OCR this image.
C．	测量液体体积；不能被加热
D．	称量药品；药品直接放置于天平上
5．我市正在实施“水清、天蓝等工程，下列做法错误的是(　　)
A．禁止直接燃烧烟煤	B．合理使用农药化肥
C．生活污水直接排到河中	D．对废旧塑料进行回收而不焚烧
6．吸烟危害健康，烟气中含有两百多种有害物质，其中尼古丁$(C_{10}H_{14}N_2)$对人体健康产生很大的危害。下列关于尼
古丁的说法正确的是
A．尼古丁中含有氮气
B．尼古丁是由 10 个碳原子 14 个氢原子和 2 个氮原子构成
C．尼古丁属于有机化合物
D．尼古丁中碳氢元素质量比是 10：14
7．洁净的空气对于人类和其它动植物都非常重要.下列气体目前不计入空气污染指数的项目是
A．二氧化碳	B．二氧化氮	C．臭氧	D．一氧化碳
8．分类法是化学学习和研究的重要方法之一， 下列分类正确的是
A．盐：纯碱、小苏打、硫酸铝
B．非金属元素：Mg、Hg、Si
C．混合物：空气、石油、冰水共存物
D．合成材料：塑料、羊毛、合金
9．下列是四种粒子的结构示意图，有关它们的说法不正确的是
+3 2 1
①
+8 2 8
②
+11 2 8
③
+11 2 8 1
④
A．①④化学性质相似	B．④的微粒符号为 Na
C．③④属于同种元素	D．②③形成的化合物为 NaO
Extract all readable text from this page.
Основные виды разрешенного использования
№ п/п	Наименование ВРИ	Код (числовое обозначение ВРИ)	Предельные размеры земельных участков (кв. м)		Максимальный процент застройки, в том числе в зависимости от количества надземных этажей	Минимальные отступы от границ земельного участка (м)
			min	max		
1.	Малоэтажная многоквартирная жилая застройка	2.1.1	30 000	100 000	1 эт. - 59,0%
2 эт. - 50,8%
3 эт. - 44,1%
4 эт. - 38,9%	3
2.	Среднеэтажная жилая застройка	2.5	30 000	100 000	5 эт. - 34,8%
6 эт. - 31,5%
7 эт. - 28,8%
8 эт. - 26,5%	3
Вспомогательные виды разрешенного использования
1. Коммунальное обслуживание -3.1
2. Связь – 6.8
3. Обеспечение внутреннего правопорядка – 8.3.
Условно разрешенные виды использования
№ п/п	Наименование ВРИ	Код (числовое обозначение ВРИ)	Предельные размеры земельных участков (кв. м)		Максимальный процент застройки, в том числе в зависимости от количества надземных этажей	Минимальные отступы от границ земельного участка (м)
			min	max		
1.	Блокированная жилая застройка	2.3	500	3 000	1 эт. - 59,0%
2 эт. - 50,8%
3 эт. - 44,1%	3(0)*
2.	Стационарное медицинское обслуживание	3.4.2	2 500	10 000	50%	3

========================================

> [Instruction]: Your task is to reproduce the whole listing exactly.

> [Reply]:
OCR this image.
C．	测量液体体积；不能被加热
D．	称量药品；药品直接放置于天平上
5．我市正在实施“水清、天蓝等工程，下列做法错误的是(　　)
A．禁止直接燃烧烟煤	B．合理使用农药化肥
C．生活污水直接排到河中	D．对废旧塑料进行回收而不焚烧
6．吸烟危害健康，烟气中含有两百多种有害物质，其中尼古丁$(C_{10}H_{14}N_2)$对人体健康产生很大的危害。下列关于尼
古丁的说法正确的是
A．尼古丁中含有氮气
B．尼古丁是由 10 个碳原子 14 个氢原子和 2 个氮原子构成
C．尼古丁属于有机化合物
D．尼古丁中碳氢元素质量比是 10：14
7．洁净的空气对于人类和其它动植物都非常重要.下列气体目前不计入空气污染指数的项目是
A．二氧化碳	B．二氧化氮	C．臭氧	D．一氧化碳
8．分类法是化学学习和研究的重要方法之一， 下列分类正确的是
A．盐：纯碱、小苏打、硫酸铝
B．非金属元素：Mg、Hg、Si
C．混合物：空气、石油、冰水共存物
D．合成材料：塑料、羊毛、合金
9．下列是四种粒子的结构示意图，有关它们的说法不正确的是
+3 2 1
①
+8 2 8
②
+11 2 8
③
+11 2 8 1
④
A．①④化学性质相似	B．④的微粒符号为 Na
C．③④属于同种元素	D．②③形成的化合物为 NaO
Extract all readable text from this page.
Основные виды разрешенного использования
№ п/п	Наименование ВРИ	Код (числовое обозначение ВРИ)	Предельные размеры земельных участков (кв. м)		Максимальный процент застройки, в том числе в зависимости от количества надземных этажей	Минимальные отступы от границ земельного участка (м)
			min	max		
1.	Малоэтажная многоквартирная жилая застройка	2.1.1	30 000	100 000	1 эт. - 59,0%
2 эт. - 50,8%
3 эт. - 44,1%
4 эт. - 38,9%	3
2.	Среднеэтажная жилая застройка	2.5	30 000	100 000	5 эт. - 34,8%
6 эт. - 31,5%
7 эт. - 28,8%
8 эт. - 26,5%	3
Вспомогательные виды разрешенного использования
1. Коммунальное обслуживание -3.1
2. Связь – 6.8
3. Обеспечение внутреннего правопорядка – 8.3.
Условно разрешенные виды использования
№ п/п	Наименование ВРИ	Код (числовое обозначение ВРИ)	Предельные размеры земельных участков (кв. м)		Максимальный процент застройки, в том числе в зависимости от количества надземных этажей	Минимальные отступы от границ земельного участка (м)
			min	max		
1.	Блокированная жилая застройка	2.3	500	3 000	1 эт. - 59,0%
2 эт. - 50,8%
3 эт. - 44,1%	3(0)*
2.	Стационарное медицинское обслуживание	3.4.2	2 500	10 000	50%	3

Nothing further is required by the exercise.